**Records from a data collection**
= = = =

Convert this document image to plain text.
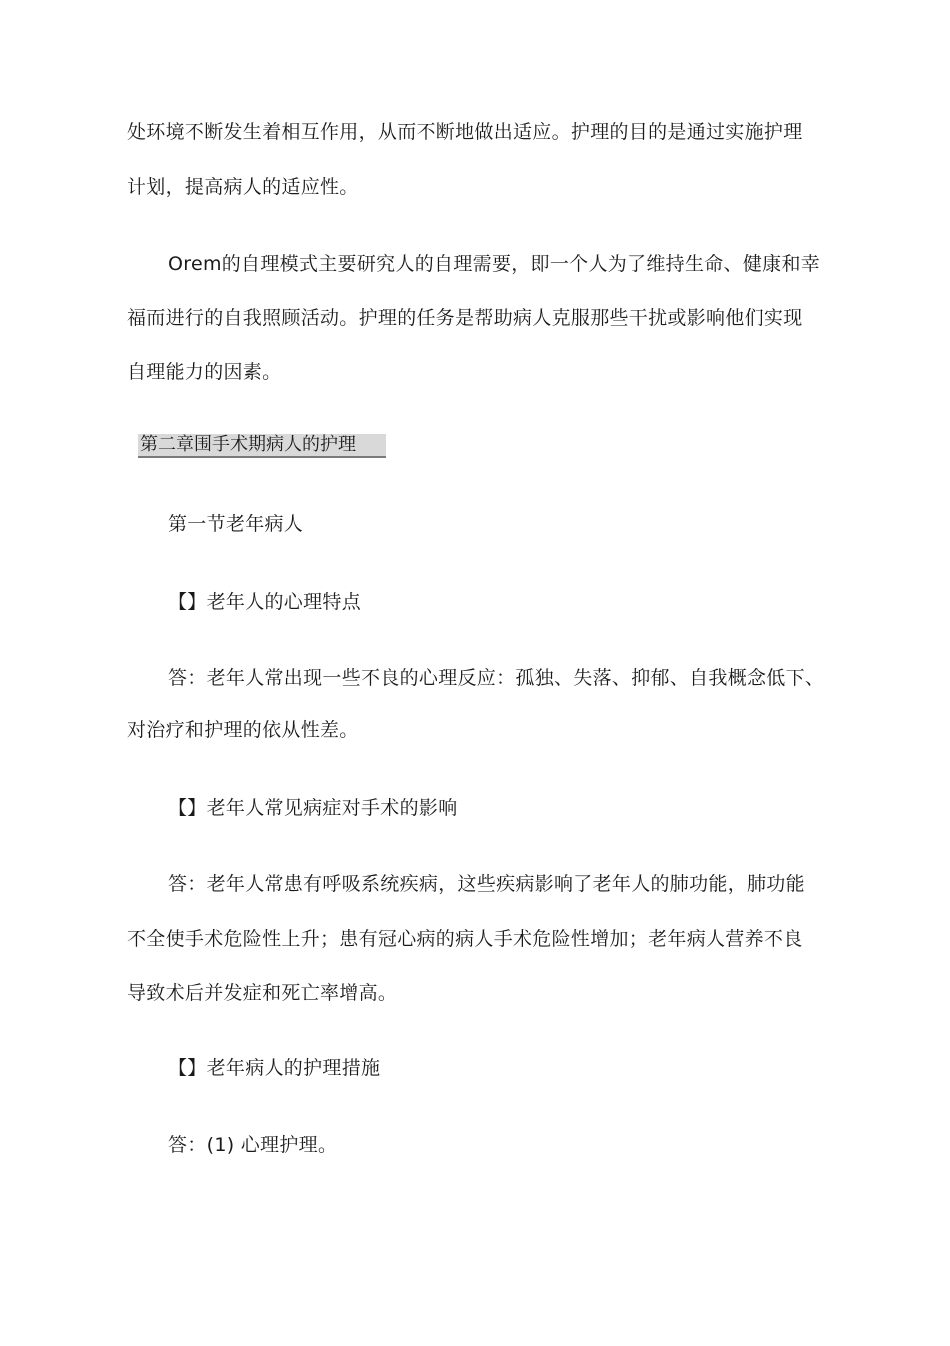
处环境不断发生着相互作用，从而不断地做出适应。护理的目的是通过实施护理
计划，提高病人的适应性。
Orem的自理模式主要研究人的自理需要，即一个人为了维持生命、健康和幸
福而进行的自我照顾活动。护理的任务是帮助病人克服那些干扰或影响他们实现
自理能力的因素。
第二章围手术期病人的护理
第一节老年病人
【】老年人的心理特点
答：老年人常出现一些不良的心理反应：孤独、失落、抑郁、自我概念低下、
对治疗和护理的依从性差。
【】老年人常见病症对手术的影响
答：老年人常患有呼吸系统疾病，这些疾病影响了老年人的肺功能，肺功能
不全使手术危险性上升；患有冠心病的病人手术危险性增加；老年病人营养不良
导致术后并发症和死亡率增高。
【】老年病人的护理措施
答：(1) 心理护理。
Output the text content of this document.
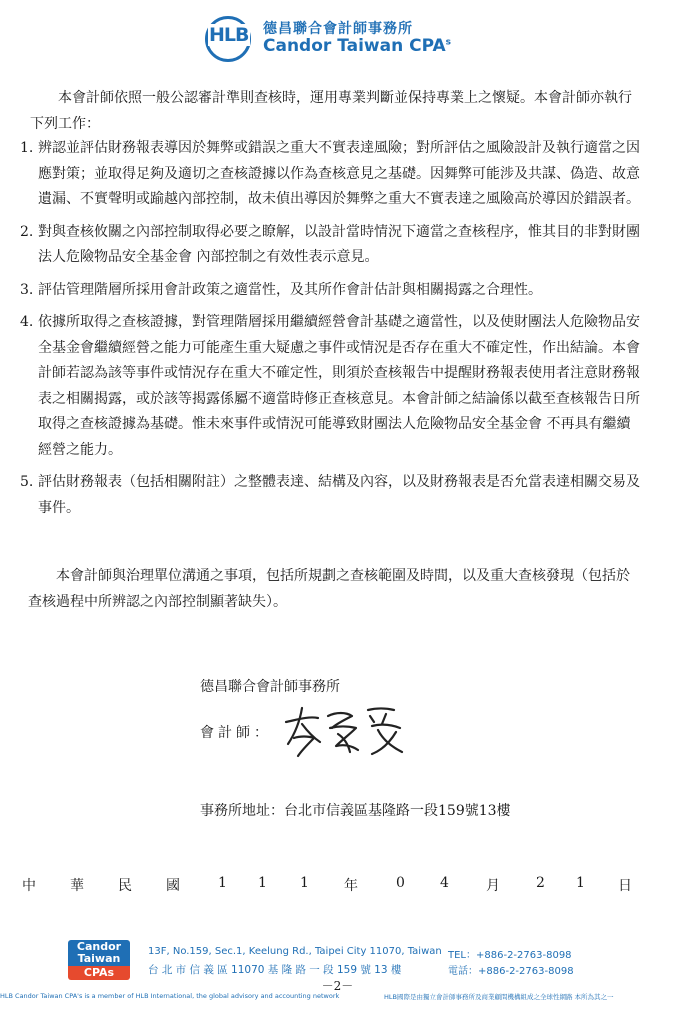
HLB 德昌聯合會計師事務所
Candor Taiwan CPA$^s$

本會計師依照一般公認審計準則查核時，運用專業判斷並保持專業上之懷疑。本會計師亦執行下列工作：

1. 辨認並評估財務報表導因於舞弊或錯誤之重大不實表達風險；對所評估之風險設計及執行適當之因應對策；並取得足夠及適切之查核證據以作為查核意見之基礎。因舞弊可能涉及共謀、偽造、故意遺漏、不實聲明或踰越內部控制，故未偵出導因於舞弊之重大不實表達之風險高於導因於錯誤者。
2. 對與查核攸關之內部控制取得必要之瞭解，以設計當時情況下適當之查核程序，惟其目的非對財團法人危險物品安全基金會 內部控制之有效性表示意見。
3. 評估管理階層所採用會計政策之適當性，及其所作會計估計與相關揭露之合理性。
4. 依據所取得之查核證據，對管理階層採用繼續經營會計基礎之適當性，以及使財團法人危險物品安全基金會繼續經營之能力可能產生重大疑慮之事件或情況是否存在重大不確定性，作出結論。本會計師若認為該等事件或情況存在重大不確定性，則須於查核報告中提醒財務報表使用者注意財務報表之相關揭露，或於該等揭露係屬不適當時修正查核意見。本會計師之結論係以截至查核報告日所取得之查核證據為基礎。惟未來事件或情況可能導致財團法人危險物品安全基金會 不再具有繼續經營之能力。
5. 評估財務報表（包括相關附註）之整體表達、結構及內容，以及財務報表是否允當表達相關交易及事件。

本會計師與治理單位溝通之事項，包括所規劃之查核範圍及時間，以及重大查核發現（包括於查核過程中所辨認之內部控制顯著缺失）。

德昌聯合會計師事務所
會計師：
事務所地址：台北市信義區基隆路一段159號13樓
中 華 民 國	1 1 1	年	0	4	月	2 1 日
Candor
Taiwan
CPAs
13F, No.159, Sec.1, Keelung Rd., Taipei City 11070, Taiwan
台 北 市 信 義 區 11070 基 隆 路 一 段 159 號 13 樓
TEL：+886-2-2763-8098
電話：+886-2-2763-8098
－2－
HLB Candor Taiwan CPA's is a member of HLB International, the global advisory and accounting network	HLB國際是由獨立會計師事務所及商業顧問機構組成之全球性網路 本所為其之一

= = = =

**Problem**
Read the data above and pull out each line that holds the string "text".

**Exercise solution**
Convert this document image to plain text.
Output the text content of this document.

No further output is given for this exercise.